[AIM OF THE EXERCISE] Give the records below again in full, exactly as written, but without any images.

+++

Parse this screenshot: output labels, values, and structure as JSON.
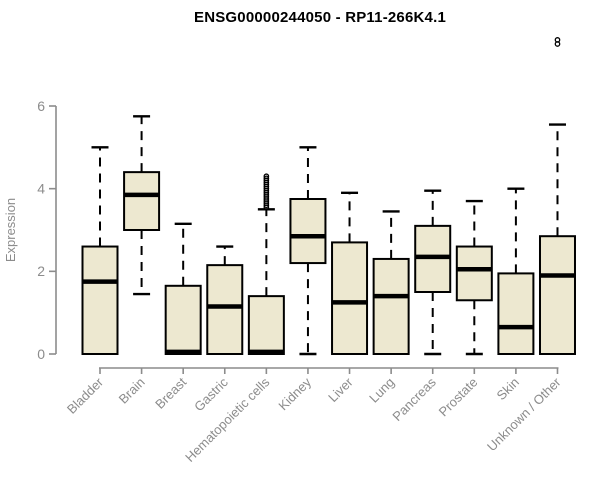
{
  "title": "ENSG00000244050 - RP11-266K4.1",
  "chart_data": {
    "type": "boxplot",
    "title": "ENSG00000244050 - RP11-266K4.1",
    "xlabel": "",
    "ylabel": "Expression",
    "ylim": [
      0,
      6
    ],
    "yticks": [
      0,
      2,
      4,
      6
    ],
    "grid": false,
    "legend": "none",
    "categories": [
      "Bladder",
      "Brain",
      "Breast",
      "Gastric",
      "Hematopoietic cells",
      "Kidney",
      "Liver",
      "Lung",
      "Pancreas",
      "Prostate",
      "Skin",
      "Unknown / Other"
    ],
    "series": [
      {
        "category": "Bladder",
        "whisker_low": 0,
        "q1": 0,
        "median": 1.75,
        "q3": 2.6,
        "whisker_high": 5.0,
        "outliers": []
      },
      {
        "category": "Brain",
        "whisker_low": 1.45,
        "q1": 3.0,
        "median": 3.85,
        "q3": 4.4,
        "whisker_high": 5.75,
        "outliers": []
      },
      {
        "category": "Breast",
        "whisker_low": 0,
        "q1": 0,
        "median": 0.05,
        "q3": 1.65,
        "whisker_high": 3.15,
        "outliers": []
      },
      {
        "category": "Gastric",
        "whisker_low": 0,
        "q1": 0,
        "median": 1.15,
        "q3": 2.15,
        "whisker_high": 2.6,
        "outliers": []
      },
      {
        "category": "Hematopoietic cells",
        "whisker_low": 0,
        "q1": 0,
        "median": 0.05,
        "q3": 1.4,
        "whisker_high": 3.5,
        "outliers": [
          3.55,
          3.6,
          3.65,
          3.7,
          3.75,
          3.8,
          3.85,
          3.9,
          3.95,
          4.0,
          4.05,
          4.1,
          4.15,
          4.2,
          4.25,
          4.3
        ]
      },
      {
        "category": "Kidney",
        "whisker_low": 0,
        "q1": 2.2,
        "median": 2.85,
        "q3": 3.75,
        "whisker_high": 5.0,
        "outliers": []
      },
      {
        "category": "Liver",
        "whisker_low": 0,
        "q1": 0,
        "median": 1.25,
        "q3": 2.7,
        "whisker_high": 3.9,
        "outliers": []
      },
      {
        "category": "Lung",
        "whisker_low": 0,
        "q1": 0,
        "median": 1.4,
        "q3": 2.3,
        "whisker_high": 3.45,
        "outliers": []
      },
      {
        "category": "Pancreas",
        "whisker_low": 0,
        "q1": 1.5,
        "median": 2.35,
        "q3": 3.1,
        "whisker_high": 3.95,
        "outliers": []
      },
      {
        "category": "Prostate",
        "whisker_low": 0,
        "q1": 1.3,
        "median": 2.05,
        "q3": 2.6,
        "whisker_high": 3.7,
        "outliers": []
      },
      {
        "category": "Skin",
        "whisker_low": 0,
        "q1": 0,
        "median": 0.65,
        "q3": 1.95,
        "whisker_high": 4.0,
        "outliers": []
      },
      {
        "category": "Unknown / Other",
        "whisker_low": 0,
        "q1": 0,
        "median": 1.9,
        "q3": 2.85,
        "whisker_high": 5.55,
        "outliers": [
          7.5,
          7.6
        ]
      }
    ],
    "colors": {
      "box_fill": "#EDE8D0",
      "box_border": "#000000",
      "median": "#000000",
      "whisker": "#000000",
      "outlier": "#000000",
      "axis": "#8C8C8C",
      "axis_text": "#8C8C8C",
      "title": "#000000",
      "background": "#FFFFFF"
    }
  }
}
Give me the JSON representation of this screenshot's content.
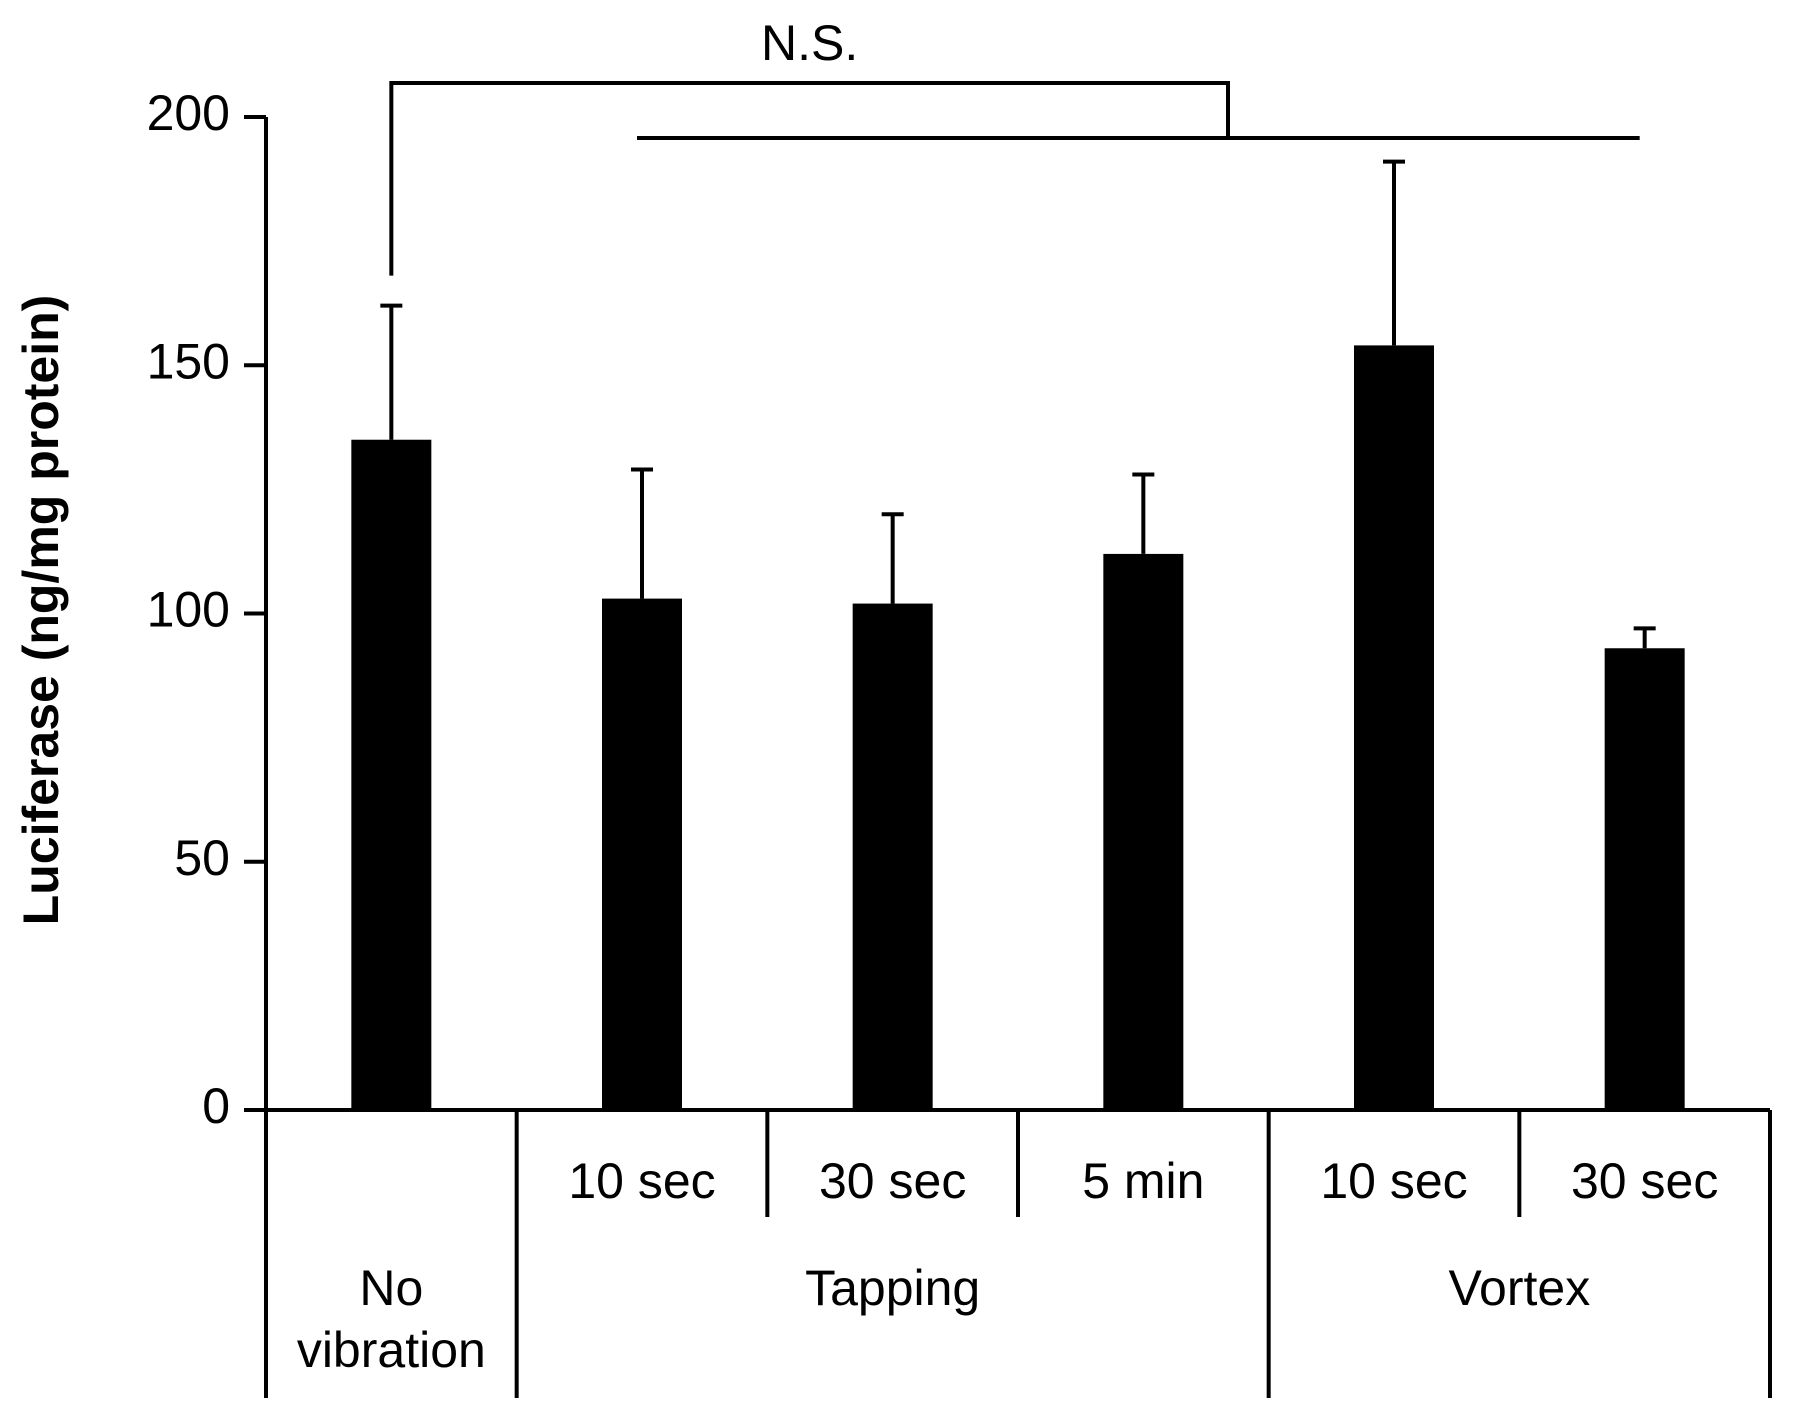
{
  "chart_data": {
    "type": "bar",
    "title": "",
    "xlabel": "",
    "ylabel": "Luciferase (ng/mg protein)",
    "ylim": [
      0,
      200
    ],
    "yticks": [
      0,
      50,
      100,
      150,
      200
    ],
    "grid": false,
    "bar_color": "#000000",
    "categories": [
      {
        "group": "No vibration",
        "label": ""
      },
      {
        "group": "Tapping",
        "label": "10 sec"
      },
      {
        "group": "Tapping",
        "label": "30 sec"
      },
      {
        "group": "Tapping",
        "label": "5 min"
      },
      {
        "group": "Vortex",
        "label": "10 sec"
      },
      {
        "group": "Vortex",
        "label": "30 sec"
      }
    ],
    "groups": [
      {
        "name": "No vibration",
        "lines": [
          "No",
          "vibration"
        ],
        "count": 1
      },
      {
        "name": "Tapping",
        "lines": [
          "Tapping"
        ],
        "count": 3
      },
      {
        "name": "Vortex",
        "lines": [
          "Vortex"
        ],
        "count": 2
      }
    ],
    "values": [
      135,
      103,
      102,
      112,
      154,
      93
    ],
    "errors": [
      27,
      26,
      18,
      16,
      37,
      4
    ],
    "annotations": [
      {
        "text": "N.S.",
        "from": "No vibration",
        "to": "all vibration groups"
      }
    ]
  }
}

+++

[TASK RESPONSE]
Parse this screenshot: output labels, values, and structure as JSON.
{
  "title": "ENSG00000244050 - RP11-266K4.1",
  "chart_data": {
    "type": "boxplot",
    "title": "ENSG00000244050 - RP11-266K4.1",
    "xlabel": "",
    "ylabel": "Expression",
    "ylim": [
      0,
      6
    ],
    "yticks": [
      0,
      2,
      4,
      6
    ],
    "grid": false,
    "legend": "none",
    "categories": [
      "Bladder",
      "Brain",
      "Breast",
      "Gastric",
      "Hematopoietic cells",
      "Kidney",
      "Liver",
      "Lung",
      "Pancreas",
      "Prostate",
      "Skin",
      "Unknown / Other"
    ],
    "series": [
      {
        "category": "Bladder",
        "whisker_low": 0,
        "q1": 0,
        "median": 1.75,
        "q3": 2.6,
        "whisker_high": 5.0,
        "outliers": []
      },
      {
        "category": "Brain",
        "whisker_low": 1.45,
        "q1": 3.0,
        "median": 3.85,
        "q3": 4.4,
        "whisker_high": 5.75,
        "outliers": []
      },
      {
        "category": "Breast",
        "whisker_low": 0,
        "q1": 0,
        "median": 0.05,
        "q3": 1.65,
        "whisker_high": 3.15,
        "outliers": []
      },
      {
        "category": "Gastric",
        "whisker_low": 0,
        "q1": 0,
        "median": 1.15,
        "q3": 2.15,
        "whisker_high": 2.6,
        "outliers": []
      },
      {
        "category": "Hematopoietic cells",
        "whisker_low": 0,
        "q1": 0,
        "median": 0.05,
        "q3": 1.4,
        "whisker_high": 3.5,
        "outliers": [
          3.55,
          3.6,
          3.65,
          3.7,
          3.75,
          3.8,
          3.85,
          3.9,
          3.95,
          4.0,
          4.05,
          4.1,
          4.15,
          4.2,
          4.25,
          4.3
        ]
      },
      {
        "category": "Kidney",
        "whisker_low": 0,
        "q1": 2.2,
        "median": 2.85,
        "q3": 3.75,
        "whisker_high": 5.0,
        "outliers": []
      },
      {
        "category": "Liver",
        "whisker_low": 0,
        "q1": 0,
        "median": 1.25,
        "q3": 2.7,
        "whisker_high": 3.9,
        "outliers": []
      },
      {
        "category": "Lung",
        "whisker_low": 0,
        "q1": 0,
        "median": 1.4,
        "q3": 2.3,
        "whisker_high": 3.45,
        "outliers": []
      },
      {
        "category": "Pancreas",
        "whisker_low": 0,
        "q1": 1.5,
        "median": 2.35,
        "q3": 3.1,
        "whisker_high": 3.95,
        "outliers": []
      },
      {
        "category": "Prostate",
        "whisker_low": 0,
        "q1": 1.3,
        "median": 2.05,
        "q3": 2.6,
        "whisker_high": 3.7,
        "outliers": []
      },
      {
        "category": "Skin",
        "whisker_low": 0,
        "q1": 0,
        "median": 0.65,
        "q3": 1.95,
        "whisker_high": 4.0,
        "outliers": []
      },
      {
        "category": "Unknown / Other",
        "whisker_low": 0,
        "q1": 0,
        "median": 1.9,
        "q3": 2.85,
        "whisker_high": 5.55,
        "outliers": [
          7.5,
          7.6
        ]
      }
    ],
    "colors": {
      "box_fill": "#EDE8D0",
      "box_border": "#000000",
      "median": "#000000",
      "whisker": "#000000",
      "outlier": "#000000",
      "axis": "#8C8C8C",
      "axis_text": "#8C8C8C",
      "title": "#000000",
      "background": "#FFFFFF"
    }
  }
}
Give me the JSON representation of this screenshot's content.
{
  "chart_data": {
    "type": "bar",
    "title": "",
    "xlabel": "",
    "ylabel": "Luciferase (ng/mg protein)",
    "ylim": [
      0,
      200
    ],
    "yticks": [
      0,
      50,
      100,
      150,
      200
    ],
    "grid": false,
    "bar_color": "#000000",
    "categories": [
      {
        "group": "No vibration",
        "label": ""
      },
      {
        "group": "Tapping",
        "label": "10 sec"
      },
      {
        "group": "Tapping",
        "label": "30 sec"
      },
      {
        "group": "Tapping",
        "label": "5 min"
      },
      {
        "group": "Vortex",
        "label": "10 sec"
      },
      {
        "group": "Vortex",
        "label": "30 sec"
      }
    ],
    "groups": [
      {
        "name": "No vibration",
        "lines": [
          "No",
          "vibration"
        ],
        "count": 1
      },
      {
        "name": "Tapping",
        "lines": [
          "Tapping"
        ],
        "count": 3
      },
      {
        "name": "Vortex",
        "lines": [
          "Vortex"
        ],
        "count": 2
      }
    ],
    "values": [
      135,
      103,
      102,
      112,
      154,
      93
    ],
    "errors": [
      27,
      26,
      18,
      16,
      37,
      4
    ],
    "annotations": [
      {
        "text": "N.S.",
        "from": "No vibration",
        "to": "all vibration groups"
      }
    ]
  }
}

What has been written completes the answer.